_Task goal_:
Please copy the data below word for word, from the line that contains "Patent image size: (879, 690)." down through the line that contains "In FIG. 13, the inclined", both ends included.

_Provided material_:
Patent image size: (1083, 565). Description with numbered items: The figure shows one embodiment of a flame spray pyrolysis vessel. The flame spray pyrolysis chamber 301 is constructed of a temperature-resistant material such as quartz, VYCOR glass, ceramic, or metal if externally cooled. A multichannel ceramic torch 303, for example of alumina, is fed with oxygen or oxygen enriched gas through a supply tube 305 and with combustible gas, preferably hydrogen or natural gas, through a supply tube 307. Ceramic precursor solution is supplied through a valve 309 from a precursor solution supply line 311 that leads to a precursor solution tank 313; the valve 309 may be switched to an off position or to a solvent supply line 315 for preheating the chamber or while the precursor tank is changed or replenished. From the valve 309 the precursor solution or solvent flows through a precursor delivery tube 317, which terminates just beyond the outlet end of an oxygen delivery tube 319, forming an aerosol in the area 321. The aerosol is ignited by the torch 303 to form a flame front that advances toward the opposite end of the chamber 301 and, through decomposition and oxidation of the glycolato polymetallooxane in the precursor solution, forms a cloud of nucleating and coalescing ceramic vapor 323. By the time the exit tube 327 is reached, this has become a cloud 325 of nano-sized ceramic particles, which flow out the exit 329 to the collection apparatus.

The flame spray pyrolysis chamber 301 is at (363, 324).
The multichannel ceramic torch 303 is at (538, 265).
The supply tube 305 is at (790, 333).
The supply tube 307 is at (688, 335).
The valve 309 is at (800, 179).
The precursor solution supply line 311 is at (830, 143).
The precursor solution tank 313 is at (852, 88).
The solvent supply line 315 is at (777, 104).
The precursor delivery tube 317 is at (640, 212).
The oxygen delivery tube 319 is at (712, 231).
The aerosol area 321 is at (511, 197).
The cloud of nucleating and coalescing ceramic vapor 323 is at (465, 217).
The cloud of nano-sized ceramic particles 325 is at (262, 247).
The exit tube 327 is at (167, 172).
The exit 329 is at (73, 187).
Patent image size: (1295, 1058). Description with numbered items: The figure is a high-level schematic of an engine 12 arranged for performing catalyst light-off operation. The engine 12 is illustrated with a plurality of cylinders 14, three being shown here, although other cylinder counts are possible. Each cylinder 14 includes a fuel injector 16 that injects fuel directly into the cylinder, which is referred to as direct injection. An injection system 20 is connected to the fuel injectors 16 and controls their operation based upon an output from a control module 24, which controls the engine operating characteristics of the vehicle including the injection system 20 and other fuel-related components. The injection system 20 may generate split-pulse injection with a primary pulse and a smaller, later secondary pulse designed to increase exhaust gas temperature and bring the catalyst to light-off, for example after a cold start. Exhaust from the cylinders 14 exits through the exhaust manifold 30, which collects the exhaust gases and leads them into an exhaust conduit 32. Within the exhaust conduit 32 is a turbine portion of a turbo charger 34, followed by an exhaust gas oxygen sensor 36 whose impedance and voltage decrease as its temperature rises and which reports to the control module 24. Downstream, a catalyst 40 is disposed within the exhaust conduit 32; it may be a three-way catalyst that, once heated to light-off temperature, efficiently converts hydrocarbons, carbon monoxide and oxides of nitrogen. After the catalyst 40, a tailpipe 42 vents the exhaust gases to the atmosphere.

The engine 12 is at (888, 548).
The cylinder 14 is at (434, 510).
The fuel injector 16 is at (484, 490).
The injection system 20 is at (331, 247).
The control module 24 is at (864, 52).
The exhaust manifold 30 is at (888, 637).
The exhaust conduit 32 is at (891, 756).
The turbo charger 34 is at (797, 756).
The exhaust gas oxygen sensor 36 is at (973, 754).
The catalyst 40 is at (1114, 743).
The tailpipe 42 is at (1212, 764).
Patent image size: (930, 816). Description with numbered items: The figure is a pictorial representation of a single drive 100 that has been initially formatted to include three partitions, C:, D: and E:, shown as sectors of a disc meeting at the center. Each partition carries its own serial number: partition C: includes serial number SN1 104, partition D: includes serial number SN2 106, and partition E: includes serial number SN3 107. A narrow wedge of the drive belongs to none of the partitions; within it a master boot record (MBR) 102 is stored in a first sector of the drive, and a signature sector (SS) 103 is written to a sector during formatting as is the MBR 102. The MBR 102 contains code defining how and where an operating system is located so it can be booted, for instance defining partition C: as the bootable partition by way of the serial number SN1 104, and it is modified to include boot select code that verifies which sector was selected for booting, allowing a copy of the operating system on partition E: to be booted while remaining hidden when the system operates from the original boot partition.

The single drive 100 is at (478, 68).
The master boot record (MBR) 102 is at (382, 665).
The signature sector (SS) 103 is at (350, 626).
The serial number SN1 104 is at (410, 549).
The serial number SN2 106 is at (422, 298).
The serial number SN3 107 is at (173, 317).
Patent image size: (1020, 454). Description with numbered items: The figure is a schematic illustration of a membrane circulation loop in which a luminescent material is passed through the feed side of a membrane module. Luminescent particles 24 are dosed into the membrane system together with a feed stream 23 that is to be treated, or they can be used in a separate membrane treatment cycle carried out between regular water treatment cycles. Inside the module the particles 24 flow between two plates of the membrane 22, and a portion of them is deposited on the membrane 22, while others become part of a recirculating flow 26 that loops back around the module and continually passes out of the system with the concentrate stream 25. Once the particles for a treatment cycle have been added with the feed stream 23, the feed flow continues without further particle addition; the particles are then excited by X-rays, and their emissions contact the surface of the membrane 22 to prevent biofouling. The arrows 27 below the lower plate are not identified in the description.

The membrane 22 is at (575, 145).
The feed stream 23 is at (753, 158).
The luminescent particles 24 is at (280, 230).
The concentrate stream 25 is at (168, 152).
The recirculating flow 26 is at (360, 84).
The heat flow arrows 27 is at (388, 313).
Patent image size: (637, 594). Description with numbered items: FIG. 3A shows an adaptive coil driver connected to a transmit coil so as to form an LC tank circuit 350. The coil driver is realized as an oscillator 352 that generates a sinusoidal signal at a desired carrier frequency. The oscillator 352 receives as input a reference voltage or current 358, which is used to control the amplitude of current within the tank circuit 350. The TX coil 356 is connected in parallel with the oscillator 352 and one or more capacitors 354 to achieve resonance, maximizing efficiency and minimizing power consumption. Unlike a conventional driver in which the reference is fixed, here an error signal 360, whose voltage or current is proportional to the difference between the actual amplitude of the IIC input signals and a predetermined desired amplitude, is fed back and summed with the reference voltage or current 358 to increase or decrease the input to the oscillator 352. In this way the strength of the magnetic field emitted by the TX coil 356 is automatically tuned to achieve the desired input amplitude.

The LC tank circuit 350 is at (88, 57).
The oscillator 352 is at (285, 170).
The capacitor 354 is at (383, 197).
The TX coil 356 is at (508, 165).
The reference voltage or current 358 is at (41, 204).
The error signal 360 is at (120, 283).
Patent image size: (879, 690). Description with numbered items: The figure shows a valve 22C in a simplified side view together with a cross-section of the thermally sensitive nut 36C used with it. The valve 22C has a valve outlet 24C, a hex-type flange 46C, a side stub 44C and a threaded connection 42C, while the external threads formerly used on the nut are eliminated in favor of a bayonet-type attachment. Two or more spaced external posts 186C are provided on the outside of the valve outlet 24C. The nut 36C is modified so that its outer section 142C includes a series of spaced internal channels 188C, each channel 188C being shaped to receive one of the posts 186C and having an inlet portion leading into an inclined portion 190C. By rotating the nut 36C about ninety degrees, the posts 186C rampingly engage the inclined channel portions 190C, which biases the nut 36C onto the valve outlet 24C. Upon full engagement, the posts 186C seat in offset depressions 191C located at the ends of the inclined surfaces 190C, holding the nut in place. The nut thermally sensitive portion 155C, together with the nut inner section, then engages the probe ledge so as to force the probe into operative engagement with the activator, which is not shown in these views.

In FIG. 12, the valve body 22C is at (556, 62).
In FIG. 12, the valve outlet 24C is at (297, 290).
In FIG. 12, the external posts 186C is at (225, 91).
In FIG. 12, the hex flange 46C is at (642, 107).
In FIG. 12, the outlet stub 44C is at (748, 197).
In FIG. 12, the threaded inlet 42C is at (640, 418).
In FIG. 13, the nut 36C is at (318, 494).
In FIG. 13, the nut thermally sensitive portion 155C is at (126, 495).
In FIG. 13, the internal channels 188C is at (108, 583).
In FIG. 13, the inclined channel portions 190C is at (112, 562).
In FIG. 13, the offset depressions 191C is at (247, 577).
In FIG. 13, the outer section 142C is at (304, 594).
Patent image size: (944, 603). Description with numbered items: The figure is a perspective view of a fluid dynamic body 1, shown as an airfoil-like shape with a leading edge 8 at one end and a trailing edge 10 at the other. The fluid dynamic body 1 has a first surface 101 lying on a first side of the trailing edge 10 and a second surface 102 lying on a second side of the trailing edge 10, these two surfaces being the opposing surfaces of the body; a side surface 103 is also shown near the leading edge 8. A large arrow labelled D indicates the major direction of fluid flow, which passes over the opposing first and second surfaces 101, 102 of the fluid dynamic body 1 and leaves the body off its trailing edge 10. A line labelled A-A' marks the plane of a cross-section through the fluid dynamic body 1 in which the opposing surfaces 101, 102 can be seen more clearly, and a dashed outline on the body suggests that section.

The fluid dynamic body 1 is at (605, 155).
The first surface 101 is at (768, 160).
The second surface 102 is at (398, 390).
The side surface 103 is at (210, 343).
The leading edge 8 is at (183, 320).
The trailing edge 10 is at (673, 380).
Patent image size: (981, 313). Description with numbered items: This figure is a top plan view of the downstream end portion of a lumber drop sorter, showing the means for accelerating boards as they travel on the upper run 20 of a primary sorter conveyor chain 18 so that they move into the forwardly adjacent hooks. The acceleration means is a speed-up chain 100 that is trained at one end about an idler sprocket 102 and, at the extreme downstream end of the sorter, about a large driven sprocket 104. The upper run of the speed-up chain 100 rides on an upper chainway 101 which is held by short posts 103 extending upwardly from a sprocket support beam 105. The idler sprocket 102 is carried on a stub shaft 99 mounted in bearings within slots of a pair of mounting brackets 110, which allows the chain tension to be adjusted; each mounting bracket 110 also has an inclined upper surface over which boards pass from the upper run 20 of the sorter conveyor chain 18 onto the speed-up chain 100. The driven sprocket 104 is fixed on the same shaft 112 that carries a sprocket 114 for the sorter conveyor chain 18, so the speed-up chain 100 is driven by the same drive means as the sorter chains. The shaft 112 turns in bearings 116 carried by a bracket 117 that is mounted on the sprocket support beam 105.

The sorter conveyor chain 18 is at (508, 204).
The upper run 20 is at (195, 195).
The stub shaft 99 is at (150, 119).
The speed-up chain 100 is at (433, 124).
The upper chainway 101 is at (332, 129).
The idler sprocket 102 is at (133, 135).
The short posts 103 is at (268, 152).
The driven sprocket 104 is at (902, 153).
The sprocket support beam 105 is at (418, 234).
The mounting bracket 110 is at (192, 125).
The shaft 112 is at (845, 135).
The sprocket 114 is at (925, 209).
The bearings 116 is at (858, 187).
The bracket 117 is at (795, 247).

_Full response_:
Patent image size: (879, 690). Description with numbered items: The figure shows a valve 22C in a simplified side view together with a cross-section of the thermally sensitive nut 36C used with it. The valve 22C has a valve outlet 24C, a hex-type flange 46C, a side stub 44C and a threaded connection 42C, while the external threads formerly used on the nut are eliminated in favor of a bayonet-type attachment. Two or more spaced external posts 186C are provided on the outside of the valve outlet 24C. The nut 36C is modified so that its outer section 142C includes a series of spaced internal channels 188C, each channel 188C being shaped to receive one of the posts 186C and having an inlet portion leading into an inclined portion 190C. By rotating the nut 36C about ninety degrees, the posts 186C rampingly engage the inclined channel portions 190C, which biases the nut 36C onto the valve outlet 24C. Upon full engagement, the posts 186C seat in offset depressions 191C located at the ends of the inclined surfaces 190C, holding the nut in place. The nut thermally sensitive portion 155C, together with the nut inner section, then engages the probe ledge so as to force the probe into operative engagement with the activator, which is not shown in these views.

In FIG. 12, the valve body 22C is at (556, 62).
In FIG. 12, the valve outlet 24C is at (297, 290).
In FIG. 12, the external posts 186C is at (225, 91).
In FIG. 12, the hex flange 46C is at (642, 107).
In FIG. 12, the outlet stub 44C is at (748, 197).
In FIG. 12, the threaded inlet 42C is at (640, 418).
In FIG. 13, the nut 36C is at (318, 494).
In FIG. 13, the nut thermally sensitive portion 155C is at (126, 495).
In FIG. 13, the internal channels 188C is at (108, 583).
In FIG. 13, the inclined channel portions 190C is at (112, 562).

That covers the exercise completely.